* The task
Copy out each line featuring the string "type" from the entries beneath.

--------------------

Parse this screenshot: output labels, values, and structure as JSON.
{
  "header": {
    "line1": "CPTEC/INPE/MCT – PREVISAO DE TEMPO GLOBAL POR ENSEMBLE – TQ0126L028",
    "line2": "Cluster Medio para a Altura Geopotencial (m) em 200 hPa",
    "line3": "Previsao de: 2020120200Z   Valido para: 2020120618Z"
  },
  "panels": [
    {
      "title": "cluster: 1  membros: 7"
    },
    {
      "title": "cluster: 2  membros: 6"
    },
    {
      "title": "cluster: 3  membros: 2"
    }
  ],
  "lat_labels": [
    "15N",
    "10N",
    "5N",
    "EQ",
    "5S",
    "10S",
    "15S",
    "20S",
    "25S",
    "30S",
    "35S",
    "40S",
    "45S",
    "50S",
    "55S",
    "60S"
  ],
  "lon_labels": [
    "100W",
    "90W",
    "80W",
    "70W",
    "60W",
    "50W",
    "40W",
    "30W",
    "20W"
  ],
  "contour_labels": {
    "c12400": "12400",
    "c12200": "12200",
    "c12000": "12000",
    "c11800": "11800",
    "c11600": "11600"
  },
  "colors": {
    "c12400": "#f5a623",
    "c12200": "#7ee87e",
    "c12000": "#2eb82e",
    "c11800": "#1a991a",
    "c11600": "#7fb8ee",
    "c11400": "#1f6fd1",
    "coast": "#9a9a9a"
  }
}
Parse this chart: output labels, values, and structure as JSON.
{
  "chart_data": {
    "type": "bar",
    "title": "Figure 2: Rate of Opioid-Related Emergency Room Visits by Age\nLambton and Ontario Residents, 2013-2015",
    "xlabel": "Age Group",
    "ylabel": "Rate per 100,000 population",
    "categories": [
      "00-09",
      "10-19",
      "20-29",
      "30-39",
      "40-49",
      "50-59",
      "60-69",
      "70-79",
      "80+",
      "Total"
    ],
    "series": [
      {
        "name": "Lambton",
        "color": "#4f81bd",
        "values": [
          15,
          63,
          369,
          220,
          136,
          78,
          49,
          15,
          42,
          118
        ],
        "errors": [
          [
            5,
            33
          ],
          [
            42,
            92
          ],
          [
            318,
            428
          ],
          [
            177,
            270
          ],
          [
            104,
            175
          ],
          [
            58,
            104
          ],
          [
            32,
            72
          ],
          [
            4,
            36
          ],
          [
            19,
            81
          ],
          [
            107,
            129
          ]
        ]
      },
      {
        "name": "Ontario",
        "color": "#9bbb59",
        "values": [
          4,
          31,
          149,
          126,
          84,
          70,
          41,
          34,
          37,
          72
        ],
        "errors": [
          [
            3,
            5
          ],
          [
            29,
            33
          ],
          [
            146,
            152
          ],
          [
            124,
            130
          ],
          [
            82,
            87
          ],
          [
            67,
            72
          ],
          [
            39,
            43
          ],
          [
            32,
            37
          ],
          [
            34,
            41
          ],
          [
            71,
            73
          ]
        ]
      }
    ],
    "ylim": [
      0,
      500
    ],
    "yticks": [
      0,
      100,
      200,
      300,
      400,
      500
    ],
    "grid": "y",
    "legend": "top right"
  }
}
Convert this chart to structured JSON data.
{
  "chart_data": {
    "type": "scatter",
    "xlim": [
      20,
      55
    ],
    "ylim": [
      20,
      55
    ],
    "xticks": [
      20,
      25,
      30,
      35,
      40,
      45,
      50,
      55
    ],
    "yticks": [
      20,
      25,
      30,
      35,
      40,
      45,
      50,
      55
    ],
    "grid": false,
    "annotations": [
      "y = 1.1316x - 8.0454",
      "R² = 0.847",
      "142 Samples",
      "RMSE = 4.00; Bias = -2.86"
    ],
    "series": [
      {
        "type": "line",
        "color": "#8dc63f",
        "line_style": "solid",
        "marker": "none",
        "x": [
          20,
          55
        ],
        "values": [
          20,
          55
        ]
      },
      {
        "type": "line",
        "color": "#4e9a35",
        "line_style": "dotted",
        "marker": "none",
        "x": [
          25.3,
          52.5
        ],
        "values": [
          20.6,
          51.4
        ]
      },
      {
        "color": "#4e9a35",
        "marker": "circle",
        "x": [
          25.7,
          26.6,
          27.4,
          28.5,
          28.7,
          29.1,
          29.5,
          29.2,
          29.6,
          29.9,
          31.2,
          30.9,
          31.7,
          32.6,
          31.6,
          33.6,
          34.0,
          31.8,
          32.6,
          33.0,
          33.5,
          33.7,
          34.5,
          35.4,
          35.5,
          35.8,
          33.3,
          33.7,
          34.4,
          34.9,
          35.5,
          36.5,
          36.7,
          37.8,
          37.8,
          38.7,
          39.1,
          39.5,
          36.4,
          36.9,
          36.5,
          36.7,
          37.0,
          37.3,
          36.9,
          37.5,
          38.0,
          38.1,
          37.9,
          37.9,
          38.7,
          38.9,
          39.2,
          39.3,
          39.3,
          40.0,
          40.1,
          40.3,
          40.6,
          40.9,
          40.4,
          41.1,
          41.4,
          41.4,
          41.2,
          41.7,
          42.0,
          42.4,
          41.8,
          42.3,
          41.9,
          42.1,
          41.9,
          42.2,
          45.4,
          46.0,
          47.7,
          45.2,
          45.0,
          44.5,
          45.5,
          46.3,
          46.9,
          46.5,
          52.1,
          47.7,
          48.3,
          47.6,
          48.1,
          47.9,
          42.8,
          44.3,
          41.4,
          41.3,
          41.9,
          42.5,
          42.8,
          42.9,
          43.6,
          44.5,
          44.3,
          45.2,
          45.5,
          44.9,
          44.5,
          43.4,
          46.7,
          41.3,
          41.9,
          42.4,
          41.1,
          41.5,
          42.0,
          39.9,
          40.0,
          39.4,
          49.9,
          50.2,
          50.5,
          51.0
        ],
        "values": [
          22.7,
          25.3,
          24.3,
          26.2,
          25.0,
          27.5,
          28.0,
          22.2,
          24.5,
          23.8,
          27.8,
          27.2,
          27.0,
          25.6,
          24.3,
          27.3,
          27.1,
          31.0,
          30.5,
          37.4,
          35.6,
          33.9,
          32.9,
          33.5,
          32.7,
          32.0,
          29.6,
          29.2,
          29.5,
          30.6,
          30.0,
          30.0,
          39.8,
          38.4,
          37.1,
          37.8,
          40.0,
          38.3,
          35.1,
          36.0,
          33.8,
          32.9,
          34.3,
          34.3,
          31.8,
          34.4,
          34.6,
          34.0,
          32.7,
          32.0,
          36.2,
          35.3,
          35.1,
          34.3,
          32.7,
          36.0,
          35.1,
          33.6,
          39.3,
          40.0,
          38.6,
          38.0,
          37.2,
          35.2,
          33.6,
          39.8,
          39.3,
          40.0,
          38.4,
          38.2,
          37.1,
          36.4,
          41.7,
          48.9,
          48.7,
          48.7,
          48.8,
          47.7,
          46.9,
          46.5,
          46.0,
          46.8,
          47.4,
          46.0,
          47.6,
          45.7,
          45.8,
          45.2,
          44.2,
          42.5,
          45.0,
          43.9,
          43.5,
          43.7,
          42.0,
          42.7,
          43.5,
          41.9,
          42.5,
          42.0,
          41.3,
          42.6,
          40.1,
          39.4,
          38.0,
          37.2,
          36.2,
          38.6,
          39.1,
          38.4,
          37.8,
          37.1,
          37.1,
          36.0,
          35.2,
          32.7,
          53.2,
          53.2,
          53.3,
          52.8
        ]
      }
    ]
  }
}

--------------------

* Written solution
    "type": "bar",
    "type": "scatter",
        "type": "line",
        "type": "line",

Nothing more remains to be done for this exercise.